Directions for this task -
Reproduce every entry exactly and leave its pictures out.

Data for this task -
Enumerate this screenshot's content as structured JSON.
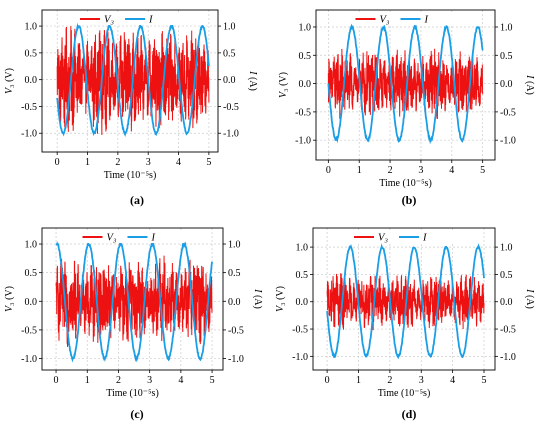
{
  "figure": {
    "colors": {
      "voltage": "#ee1111",
      "current": "#1a9ee6",
      "grid": "#cccccc"
    }
  },
  "chart_data": [
    {
      "type": "line",
      "caption": "(a)",
      "xlabel": "Time (10⁻⁵s)",
      "ylabel_left": "V₃ (V)",
      "ylabel_right": "I (A)",
      "xlim": [
        -0.5,
        5.3
      ],
      "ylim": [
        -1.35,
        1.3
      ],
      "xticks": [
        0,
        1,
        2,
        3,
        4,
        5
      ],
      "yticks": [
        -1.0,
        -0.5,
        0.0,
        0.5,
        1.0
      ],
      "grid": true,
      "legend": "top",
      "series": [
        {
          "name": "V₃",
          "kind": "noise",
          "amplitude": 0.95,
          "color": "#ee1111"
        },
        {
          "name": "I",
          "kind": "sine",
          "amplitude": 1.0,
          "period": 1.02,
          "phase_deg": 200,
          "color": "#1a9ee6"
        }
      ]
    },
    {
      "type": "line",
      "caption": "(b)",
      "xlabel": "Time (10⁻⁵s)",
      "ylabel_left": "V₃ (V)",
      "ylabel_right": "I (A)",
      "xlim": [
        -0.4,
        5.4
      ],
      "ylim": [
        -1.35,
        1.3
      ],
      "xticks": [
        0,
        1,
        2,
        3,
        4,
        5
      ],
      "yticks": [
        -1.0,
        -0.5,
        0.0,
        0.5,
        1.0
      ],
      "grid": true,
      "legend": "top",
      "series": [
        {
          "name": "V₃",
          "kind": "noise",
          "amplitude": 0.6,
          "color": "#ee1111"
        },
        {
          "name": "I",
          "kind": "sine",
          "amplitude": 1.0,
          "period": 1.02,
          "phase_deg": 180,
          "color": "#1a9ee6"
        }
      ]
    },
    {
      "type": "line",
      "caption": "(c)",
      "xlabel": "Time (10⁻⁵s)",
      "ylabel_left": "V₃ (V)",
      "ylabel_right": "I (A)",
      "xlim": [
        -0.45,
        5.35
      ],
      "ylim": [
        -1.2,
        1.28
      ],
      "xticks": [
        0,
        1,
        2,
        3,
        4,
        5
      ],
      "yticks": [
        -1.0,
        -0.5,
        0.0,
        0.5,
        1.0
      ],
      "grid": true,
      "legend": "top",
      "series": [
        {
          "name": "V₃",
          "kind": "noise",
          "amplitude": 0.75,
          "color": "#ee1111"
        },
        {
          "name": "I",
          "kind": "sine",
          "amplitude": 1.0,
          "period": 1.02,
          "phase_deg": 80,
          "color": "#1a9ee6"
        }
      ]
    },
    {
      "type": "line",
      "caption": "(d)",
      "xlabel": "Time (10⁻⁵s)",
      "ylabel_left": "V₃ (V)",
      "ylabel_right": "I (A)",
      "xlim": [
        -0.45,
        5.35
      ],
      "ylim": [
        -1.25,
        1.35
      ],
      "xticks": [
        0,
        1,
        2,
        3,
        4,
        5
      ],
      "yticks": [
        -1.0,
        -0.5,
        0.0,
        0.5,
        1.0
      ],
      "grid": true,
      "legend": "top",
      "series": [
        {
          "name": "V₃",
          "kind": "noise",
          "amplitude": 0.5,
          "color": "#ee1111"
        },
        {
          "name": "I",
          "kind": "sine",
          "amplitude": 1.0,
          "period": 1.02,
          "phase_deg": 190,
          "color": "#1a9ee6"
        }
      ]
    }
  ]
}
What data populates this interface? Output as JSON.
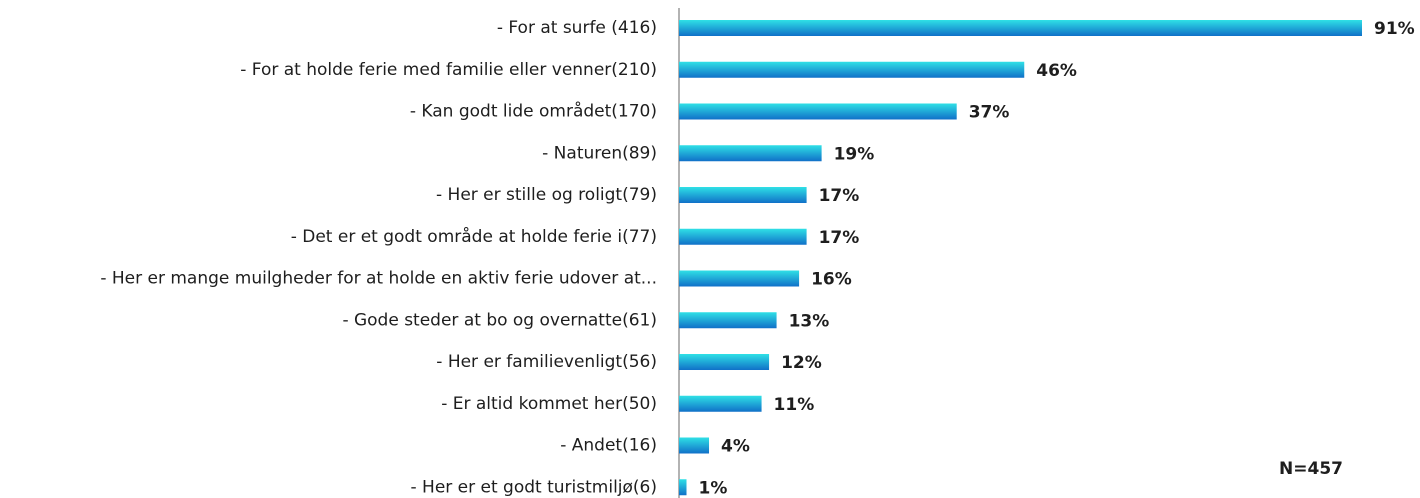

Solution for this exercise -
Enumerate this screenshot's content as structured JSON.
{
  "figure": {
    "colors": {
      "voltage": "#ee1111",
      "current": "#1a9ee6",
      "grid": "#cccccc"
    }
  },
  "chart_data": [
    {
      "type": "line",
      "caption": "(a)",
      "xlabel": "Time (10⁻⁵s)",
      "ylabel_left": "V₃ (V)",
      "ylabel_right": "I (A)",
      "xlim": [
        -0.5,
        5.3
      ],
      "ylim": [
        -1.35,
        1.3
      ],
      "xticks": [
        0,
        1,
        2,
        3,
        4,
        5
      ],
      "yticks": [
        -1.0,
        -0.5,
        0.0,
        0.5,
        1.0
      ],
      "grid": true,
      "legend": "top",
      "series": [
        {
          "name": "V₃",
          "kind": "noise",
          "amplitude": 0.95,
          "color": "#ee1111"
        },
        {
          "name": "I",
          "kind": "sine",
          "amplitude": 1.0,
          "period": 1.02,
          "phase_deg": 200,
          "color": "#1a9ee6"
        }
      ]
    },
    {
      "type": "line",
      "caption": "(b)",
      "xlabel": "Time (10⁻⁵s)",
      "ylabel_left": "V₃ (V)",
      "ylabel_right": "I (A)",
      "xlim": [
        -0.4,
        5.4
      ],
      "ylim": [
        -1.35,
        1.3
      ],
      "xticks": [
        0,
        1,
        2,
        3,
        4,
        5
      ],
      "yticks": [
        -1.0,
        -0.5,
        0.0,
        0.5,
        1.0
      ],
      "grid": true,
      "legend": "top",
      "series": [
        {
          "name": "V₃",
          "kind": "noise",
          "amplitude": 0.6,
          "color": "#ee1111"
        },
        {
          "name": "I",
          "kind": "sine",
          "amplitude": 1.0,
          "period": 1.02,
          "phase_deg": 180,
          "color": "#1a9ee6"
        }
      ]
    },
    {
      "type": "line",
      "caption": "(c)",
      "xlabel": "Time (10⁻⁵s)",
      "ylabel_left": "V₃ (V)",
      "ylabel_right": "I (A)",
      "xlim": [
        -0.45,
        5.35
      ],
      "ylim": [
        -1.2,
        1.28
      ],
      "xticks": [
        0,
        1,
        2,
        3,
        4,
        5
      ],
      "yticks": [
        -1.0,
        -0.5,
        0.0,
        0.5,
        1.0
      ],
      "grid": true,
      "legend": "top",
      "series": [
        {
          "name": "V₃",
          "kind": "noise",
          "amplitude": 0.75,
          "color": "#ee1111"
        },
        {
          "name": "I",
          "kind": "sine",
          "amplitude": 1.0,
          "period": 1.02,
          "phase_deg": 80,
          "color": "#1a9ee6"
        }
      ]
    },
    {
      "type": "line",
      "caption": "(d)",
      "xlabel": "Time (10⁻⁵s)",
      "ylabel_left": "V₃ (V)",
      "ylabel_right": "I (A)",
      "xlim": [
        -0.45,
        5.35
      ],
      "ylim": [
        -1.25,
        1.35
      ],
      "xticks": [
        0,
        1,
        2,
        3,
        4,
        5
      ],
      "yticks": [
        -1.0,
        -0.5,
        0.0,
        0.5,
        1.0
      ],
      "grid": true,
      "legend": "top",
      "series": [
        {
          "name": "V₃",
          "kind": "noise",
          "amplitude": 0.5,
          "color": "#ee1111"
        },
        {
          "name": "I",
          "kind": "sine",
          "amplitude": 1.0,
          "period": 1.02,
          "phase_deg": 190,
          "color": "#1a9ee6"
        }
      ]
    }
  ]
}
What data populates this interface? Output as JSON.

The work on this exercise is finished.